[Extracts from a graphics dataset]
┄┄┄┄┄┄┄┄┄┄┄┄┄┄┄┄┄┄┄┄

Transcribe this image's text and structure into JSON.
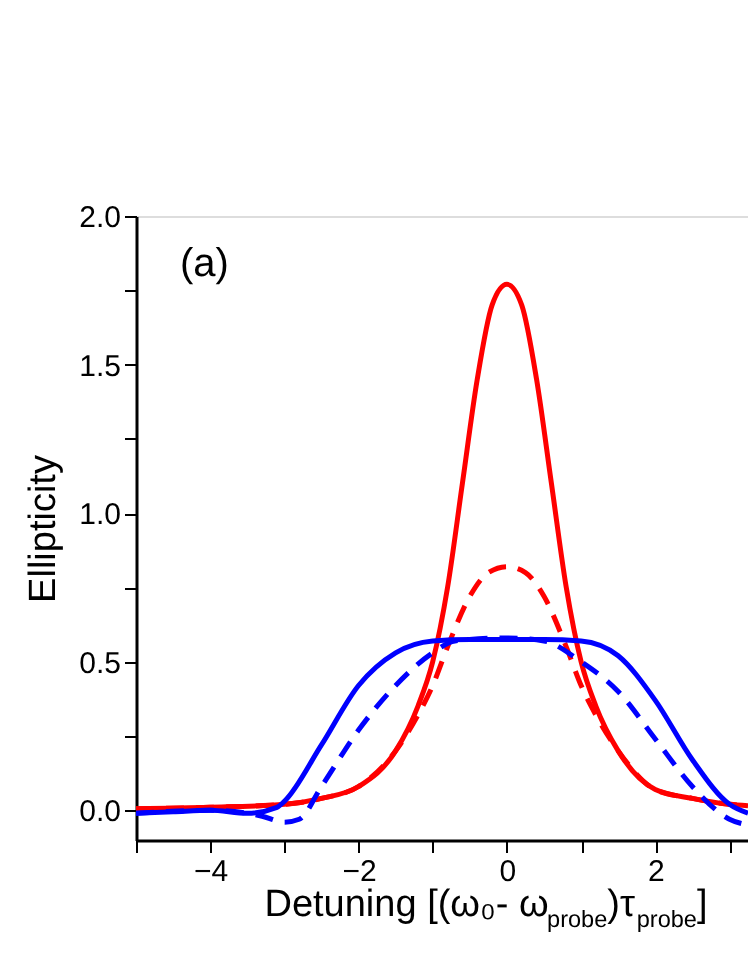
{
  "chart_data": {
    "type": "line",
    "xlabel": "Detuning [(ω₀- ω$_{probe}$)τ$_{probe}$]",
    "ylabel": "Ellipticity",
    "annotations": [
      "(a)"
    ],
    "xlim": [
      -5,
      3.25
    ],
    "ylim": [
      -0.1,
      2.0
    ],
    "xticks": [
      {
        "value": -5,
        "label": null
      },
      -4,
      {
        "value": -3,
        "label": null
      },
      -2,
      {
        "value": -1,
        "label": null
      },
      0,
      {
        "value": 1,
        "label": null
      },
      2,
      {
        "value": 3,
        "label": null
      }
    ],
    "yticks": [
      {
        "value": 0,
        "label": "0.0"
      },
      {
        "value": 0.25,
        "label": null
      },
      {
        "value": 0.5,
        "label": "0.5"
      },
      {
        "value": 0.75,
        "label": null
      },
      {
        "value": 1,
        "label": "1.0"
      },
      {
        "value": 1.25,
        "label": null
      },
      {
        "value": 1.5,
        "label": "1.5"
      },
      {
        "value": 1.75,
        "label": null
      },
      {
        "value": 2,
        "label": "2.0"
      }
    ],
    "grid": false,
    "legend": false,
    "series": [
      {
        "color": "#ff0000",
        "line_style": "solid",
        "x": [
          -5,
          -4,
          -3,
          -2.5,
          -2,
          -1.5,
          -1.2,
          -1,
          -0.8,
          -0.6,
          -0.4,
          -0.2,
          0,
          0.2,
          0.4,
          0.6,
          0.8,
          1,
          1.2,
          1.5,
          2,
          2.5,
          3,
          3.25
        ],
        "values": [
          0.005,
          0.01,
          0.02,
          0.04,
          0.08,
          0.2,
          0.35,
          0.5,
          0.75,
          1.1,
          1.45,
          1.7,
          1.77,
          1.7,
          1.45,
          1.1,
          0.75,
          0.5,
          0.35,
          0.2,
          0.07,
          0.04,
          0.02,
          0.015
        ]
      },
      {
        "color": "#ff0000",
        "line_style": "dashed",
        "x": [
          -5,
          -4,
          -3,
          -2.5,
          -2,
          -1.5,
          -1.2,
          -1,
          -0.8,
          -0.5,
          -0.25,
          0,
          0.25,
          0.5,
          0.8,
          1,
          1.2,
          1.5,
          2,
          2.5,
          3,
          3.25
        ],
        "values": [
          0.005,
          0.01,
          0.02,
          0.04,
          0.08,
          0.2,
          0.32,
          0.42,
          0.55,
          0.72,
          0.8,
          0.82,
          0.8,
          0.72,
          0.55,
          0.42,
          0.32,
          0.2,
          0.07,
          0.04,
          0.02,
          0.015
        ]
      },
      {
        "color": "#0000ff",
        "line_style": "solid",
        "x": [
          -5,
          -4.5,
          -4,
          -3.5,
          -3.1,
          -3,
          -2.5,
          -2,
          -1.5,
          -1,
          -0.5,
          0,
          0.5,
          1,
          1.5,
          2,
          2.5,
          3,
          3.25
        ],
        "values": [
          -0.01,
          -0.005,
          0.0,
          -0.01,
          0.01,
          0.03,
          0.22,
          0.42,
          0.53,
          0.57,
          0.575,
          0.575,
          0.575,
          0.57,
          0.52,
          0.37,
          0.17,
          0.02,
          -0.01
        ]
      },
      {
        "color": "#0000ff",
        "line_style": "dashed",
        "x": [
          -5,
          -4,
          -3.3,
          -3,
          -2.8,
          -2.5,
          -2,
          -1.5,
          -1,
          -0.7,
          0,
          0.5,
          1,
          1.5,
          2,
          2.5,
          3,
          3.25
        ],
        "values": [
          -0.01,
          0.0,
          -0.02,
          -0.04,
          -0.03,
          0.08,
          0.27,
          0.42,
          0.53,
          0.57,
          0.58,
          0.57,
          0.5,
          0.4,
          0.24,
          0.08,
          -0.03,
          -0.05
        ]
      }
    ]
  }
}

┄┄┄┄┄┄┄┄┄┄┄┄┄┄┄┄┄┄┄┄

_Short exercise_
Restate the whole listing above exactly, please, omitting every image.

_Written reply_
Transcribe this image's text and structure into JSON.
{
  "chart_data": {
    "type": "line",
    "xlabel": "Detuning [(ω₀- ω$_{probe}$)τ$_{probe}$]",
    "ylabel": "Ellipticity",
    "annotations": [
      "(a)"
    ],
    "xlim": [
      -5,
      3.25
    ],
    "ylim": [
      -0.1,
      2.0
    ],
    "xticks": [
      {
        "value": -5,
        "label": null
      },
      -4,
      {
        "value": -3,
        "label": null
      },
      -2,
      {
        "value": -1,
        "label": null
      },
      0,
      {
        "value": 1,
        "label": null
      },
      2,
      {
        "value": 3,
        "label": null
      }
    ],
    "yticks": [
      {
        "value": 0,
        "label": "0.0"
      },
      {
        "value": 0.25,
        "label": null
      },
      {
        "value": 0.5,
        "label": "0.5"
      },
      {
        "value": 0.75,
        "label": null
      },
      {
        "value": 1,
        "label": "1.0"
      },
      {
        "value": 1.25,
        "label": null
      },
      {
        "value": 1.5,
        "label": "1.5"
      },
      {
        "value": 1.75,
        "label": null
      },
      {
        "value": 2,
        "label": "2.0"
      }
    ],
    "grid": false,
    "legend": false,
    "series": [
      {
        "color": "#ff0000",
        "line_style": "solid",
        "x": [
          -5,
          -4,
          -3,
          -2.5,
          -2,
          -1.5,
          -1.2,
          -1,
          -0.8,
          -0.6,
          -0.4,
          -0.2,
          0,
          0.2,
          0.4,
          0.6,
          0.8,
          1,
          1.2,
          1.5,
          2,
          2.5,
          3,
          3.25
        ],
        "values": [
          0.005,
          0.01,
          0.02,
          0.04,
          0.08,
          0.2,
          0.35,
          0.5,
          0.75,
          1.1,
          1.45,
          1.7,
          1.77,
          1.7,
          1.45,
          1.1,
          0.75,
          0.5,
          0.35,
          0.2,
          0.07,
          0.04,
          0.02,
          0.015
        ]
      },
      {
        "color": "#ff0000",
        "line_style": "dashed",
        "x": [
          -5,
          -4,
          -3,
          -2.5,
          -2,
          -1.5,
          -1.2,
          -1,
          -0.8,
          -0.5,
          -0.25,
          0,
          0.25,
          0.5,
          0.8,
          1,
          1.2,
          1.5,
          2,
          2.5,
          3,
          3.25
        ],
        "values": [
          0.005,
          0.01,
          0.02,
          0.04,
          0.08,
          0.2,
          0.32,
          0.42,
          0.55,
          0.72,
          0.8,
          0.82,
          0.8,
          0.72,
          0.55,
          0.42,
          0.32,
          0.2,
          0.07,
          0.04,
          0.02,
          0.015
        ]
      },
      {
        "color": "#0000ff",
        "line_style": "solid",
        "x": [
          -5,
          -4.5,
          -4,
          -3.5,
          -3.1,
          -3,
          -2.5,
          -2,
          -1.5,
          -1,
          -0.5,
          0,
          0.5,
          1,
          1.5,
          2,
          2.5,
          3,
          3.25
        ],
        "values": [
          -0.01,
          -0.005,
          0.0,
          -0.01,
          0.01,
          0.03,
          0.22,
          0.42,
          0.53,
          0.57,
          0.575,
          0.575,
          0.575,
          0.57,
          0.52,
          0.37,
          0.17,
          0.02,
          -0.01
        ]
      },
      {
        "color": "#0000ff",
        "line_style": "dashed",
        "x": [
          -5,
          -4,
          -3.3,
          -3,
          -2.8,
          -2.5,
          -2,
          -1.5,
          -1,
          -0.7,
          0,
          0.5,
          1,
          1.5,
          2,
          2.5,
          3,
          3.25
        ],
        "values": [
          -0.01,
          0.0,
          -0.02,
          -0.04,
          -0.03,
          0.08,
          0.27,
          0.42,
          0.53,
          0.57,
          0.58,
          0.57,
          0.5,
          0.4,
          0.24,
          0.08,
          -0.03,
          -0.05
        ]
      }
    ]
  }
}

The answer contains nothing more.